(Records about charts and figures)
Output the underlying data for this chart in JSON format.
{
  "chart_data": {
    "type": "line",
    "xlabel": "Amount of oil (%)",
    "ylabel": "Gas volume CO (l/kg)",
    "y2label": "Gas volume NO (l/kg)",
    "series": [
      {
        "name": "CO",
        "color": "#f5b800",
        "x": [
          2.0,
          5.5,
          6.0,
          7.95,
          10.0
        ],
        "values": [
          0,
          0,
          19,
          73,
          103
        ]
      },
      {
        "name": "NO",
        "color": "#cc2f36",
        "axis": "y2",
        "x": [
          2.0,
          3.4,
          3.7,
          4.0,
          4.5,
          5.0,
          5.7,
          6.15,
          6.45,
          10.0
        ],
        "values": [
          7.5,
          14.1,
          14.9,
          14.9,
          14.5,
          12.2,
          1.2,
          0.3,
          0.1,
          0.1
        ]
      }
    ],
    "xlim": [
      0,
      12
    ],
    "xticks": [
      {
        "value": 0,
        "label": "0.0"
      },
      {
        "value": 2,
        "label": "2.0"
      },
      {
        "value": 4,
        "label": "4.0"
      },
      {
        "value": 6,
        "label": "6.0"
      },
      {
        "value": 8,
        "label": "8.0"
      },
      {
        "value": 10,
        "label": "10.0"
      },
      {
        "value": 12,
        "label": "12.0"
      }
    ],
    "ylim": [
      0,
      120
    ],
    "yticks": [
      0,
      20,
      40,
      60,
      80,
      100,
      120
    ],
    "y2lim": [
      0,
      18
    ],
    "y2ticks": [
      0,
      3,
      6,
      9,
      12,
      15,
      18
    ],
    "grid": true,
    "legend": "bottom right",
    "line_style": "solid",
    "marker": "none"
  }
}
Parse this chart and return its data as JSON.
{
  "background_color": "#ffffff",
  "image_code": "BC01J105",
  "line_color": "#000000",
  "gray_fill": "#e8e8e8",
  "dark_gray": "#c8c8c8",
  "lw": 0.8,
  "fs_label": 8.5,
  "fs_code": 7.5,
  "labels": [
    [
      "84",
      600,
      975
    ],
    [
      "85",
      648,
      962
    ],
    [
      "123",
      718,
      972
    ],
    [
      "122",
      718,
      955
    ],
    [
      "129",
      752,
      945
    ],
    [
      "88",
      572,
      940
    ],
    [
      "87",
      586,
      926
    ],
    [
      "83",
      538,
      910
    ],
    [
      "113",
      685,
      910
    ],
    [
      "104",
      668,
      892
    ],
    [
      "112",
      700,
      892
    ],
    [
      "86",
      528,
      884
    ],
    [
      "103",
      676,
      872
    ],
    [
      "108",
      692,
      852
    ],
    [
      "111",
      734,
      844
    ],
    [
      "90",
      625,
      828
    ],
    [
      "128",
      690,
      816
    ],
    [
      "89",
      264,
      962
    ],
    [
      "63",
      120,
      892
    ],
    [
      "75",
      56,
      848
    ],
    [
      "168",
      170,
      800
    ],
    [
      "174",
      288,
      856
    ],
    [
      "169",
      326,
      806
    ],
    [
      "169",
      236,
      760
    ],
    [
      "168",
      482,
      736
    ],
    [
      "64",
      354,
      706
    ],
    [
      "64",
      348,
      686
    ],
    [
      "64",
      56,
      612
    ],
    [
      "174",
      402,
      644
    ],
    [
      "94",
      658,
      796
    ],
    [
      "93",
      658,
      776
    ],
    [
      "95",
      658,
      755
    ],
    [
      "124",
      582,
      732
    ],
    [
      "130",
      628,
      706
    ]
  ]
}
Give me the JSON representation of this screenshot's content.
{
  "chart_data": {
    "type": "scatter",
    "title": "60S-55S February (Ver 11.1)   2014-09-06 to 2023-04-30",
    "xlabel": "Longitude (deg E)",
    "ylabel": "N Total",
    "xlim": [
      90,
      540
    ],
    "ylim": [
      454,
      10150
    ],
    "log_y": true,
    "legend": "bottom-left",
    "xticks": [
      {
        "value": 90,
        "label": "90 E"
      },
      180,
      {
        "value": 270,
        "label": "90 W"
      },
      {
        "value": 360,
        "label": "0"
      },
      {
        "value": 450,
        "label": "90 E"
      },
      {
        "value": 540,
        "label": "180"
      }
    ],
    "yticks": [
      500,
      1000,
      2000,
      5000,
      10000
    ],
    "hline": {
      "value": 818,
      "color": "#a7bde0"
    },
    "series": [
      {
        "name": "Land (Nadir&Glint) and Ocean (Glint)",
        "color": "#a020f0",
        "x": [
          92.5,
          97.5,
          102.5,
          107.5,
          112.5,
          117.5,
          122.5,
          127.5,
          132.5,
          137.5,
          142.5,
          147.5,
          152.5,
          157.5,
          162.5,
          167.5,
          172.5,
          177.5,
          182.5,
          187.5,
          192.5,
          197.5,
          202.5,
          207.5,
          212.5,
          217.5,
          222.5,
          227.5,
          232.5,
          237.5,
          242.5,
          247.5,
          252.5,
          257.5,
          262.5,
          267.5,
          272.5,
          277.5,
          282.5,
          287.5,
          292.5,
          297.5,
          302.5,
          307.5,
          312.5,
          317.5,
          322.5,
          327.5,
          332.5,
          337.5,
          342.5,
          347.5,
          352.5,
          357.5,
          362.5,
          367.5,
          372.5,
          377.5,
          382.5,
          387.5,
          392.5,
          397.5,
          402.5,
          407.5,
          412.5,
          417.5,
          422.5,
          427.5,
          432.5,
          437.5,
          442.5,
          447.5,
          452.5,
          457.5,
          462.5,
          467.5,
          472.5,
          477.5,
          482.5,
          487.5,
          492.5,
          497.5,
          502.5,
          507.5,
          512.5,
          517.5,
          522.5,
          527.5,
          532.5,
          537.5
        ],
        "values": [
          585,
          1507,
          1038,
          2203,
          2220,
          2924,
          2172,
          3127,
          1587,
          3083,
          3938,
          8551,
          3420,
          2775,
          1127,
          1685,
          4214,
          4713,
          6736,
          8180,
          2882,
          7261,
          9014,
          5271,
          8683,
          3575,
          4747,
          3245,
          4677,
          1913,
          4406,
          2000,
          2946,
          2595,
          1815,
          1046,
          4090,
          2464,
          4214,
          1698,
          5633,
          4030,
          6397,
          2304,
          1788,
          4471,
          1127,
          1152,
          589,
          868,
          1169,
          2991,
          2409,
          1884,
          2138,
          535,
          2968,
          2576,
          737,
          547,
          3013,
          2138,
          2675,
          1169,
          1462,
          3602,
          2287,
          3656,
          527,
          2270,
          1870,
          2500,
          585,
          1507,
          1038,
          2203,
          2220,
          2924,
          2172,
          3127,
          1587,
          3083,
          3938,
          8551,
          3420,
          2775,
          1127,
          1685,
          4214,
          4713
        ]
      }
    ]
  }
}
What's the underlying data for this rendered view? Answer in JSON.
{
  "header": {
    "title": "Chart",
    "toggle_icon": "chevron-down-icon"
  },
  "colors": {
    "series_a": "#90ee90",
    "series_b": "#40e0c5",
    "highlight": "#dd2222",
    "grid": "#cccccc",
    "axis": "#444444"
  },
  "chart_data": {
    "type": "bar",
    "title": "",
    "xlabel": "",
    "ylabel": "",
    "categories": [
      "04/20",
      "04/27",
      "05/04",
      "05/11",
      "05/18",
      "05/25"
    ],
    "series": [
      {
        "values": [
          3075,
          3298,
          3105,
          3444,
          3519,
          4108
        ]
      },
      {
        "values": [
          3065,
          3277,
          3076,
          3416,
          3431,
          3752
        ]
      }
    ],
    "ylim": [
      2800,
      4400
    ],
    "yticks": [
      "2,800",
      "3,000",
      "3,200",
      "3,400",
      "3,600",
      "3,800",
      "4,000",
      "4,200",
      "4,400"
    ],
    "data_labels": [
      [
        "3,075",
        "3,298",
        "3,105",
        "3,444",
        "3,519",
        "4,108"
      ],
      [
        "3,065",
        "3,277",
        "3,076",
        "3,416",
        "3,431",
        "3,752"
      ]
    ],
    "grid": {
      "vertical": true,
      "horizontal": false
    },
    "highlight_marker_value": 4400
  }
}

[Written request]
Which lines run from the one containing "What's the underlying" to the end of the entries above? Quote exactly those, and only those.

[Output below]
What's the underlying data for this rendered view? Answer in JSON.
{
  "header": {
    "title": "Chart",
    "toggle_icon": "chevron-down-icon"
  },
  "colors": {
    "series_a": "#90ee90",
    "series_b": "#40e0c5",
    "highlight": "#dd2222",
    "grid": "#cccccc",
    "axis": "#444444"
  },
  "chart_data": {
    "type": "bar",
    "title": "",
    "xlabel": "",
    "ylabel": "",
    "categories": [
      "04/20",
      "04/27",
      "05/04",
      "05/11",
      "05/18",
      "05/25"
    ],
    "series": [
      {
        "values": [
          3075,
          3298,
          3105,
          3444,
          3519,
          4108
        ]
      },
      {
        "values": [
          3065,
          3277,
          3076,
          3416,
          3431,
          3752
        ]
      }
    ],
    "ylim": [
      2800,
      4400
    ],
    "yticks": [
      "2,800",
      "3,000",
      "3,200",
      "3,400",
      "3,600",
      "3,800",
      "4,000",
      "4,200",
      "4,400"
    ],
    "data_labels": [
      [
        "3,075",
        "3,298",
        "3,105",
        "3,444",
        "3,519",
        "4,108"
      ],
      [
        "3,065",
        "3,277",
        "3,076",
        "3,416",
        "3,431",
        "3,752"
      ]
    ],
    "grid": {
      "vertical": true,
      "horizontal": false
    },
    "highlight_marker_value": 4400
  }
}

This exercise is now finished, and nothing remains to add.